-- Goal --
Wherever the word "color" appears in a line, copy that line.
● ● ●
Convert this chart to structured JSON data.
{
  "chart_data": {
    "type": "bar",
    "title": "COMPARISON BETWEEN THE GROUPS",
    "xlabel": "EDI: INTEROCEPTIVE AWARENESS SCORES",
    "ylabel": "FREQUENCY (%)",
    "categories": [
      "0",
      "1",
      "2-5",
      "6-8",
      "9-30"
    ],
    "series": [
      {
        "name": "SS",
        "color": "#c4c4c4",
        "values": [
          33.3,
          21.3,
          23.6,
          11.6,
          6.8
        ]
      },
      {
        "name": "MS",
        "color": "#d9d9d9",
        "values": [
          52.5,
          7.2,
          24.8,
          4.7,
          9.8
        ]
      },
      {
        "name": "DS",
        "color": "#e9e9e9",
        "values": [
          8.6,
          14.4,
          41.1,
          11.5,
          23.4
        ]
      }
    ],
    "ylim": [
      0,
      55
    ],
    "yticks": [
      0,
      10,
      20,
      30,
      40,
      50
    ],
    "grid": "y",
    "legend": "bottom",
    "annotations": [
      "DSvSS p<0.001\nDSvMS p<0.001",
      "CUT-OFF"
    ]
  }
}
● ● ●
-- Completed exercise --
        "color": "#c4c4c4",
        "color": "#d9d9d9",
        "color": "#e9e9e9",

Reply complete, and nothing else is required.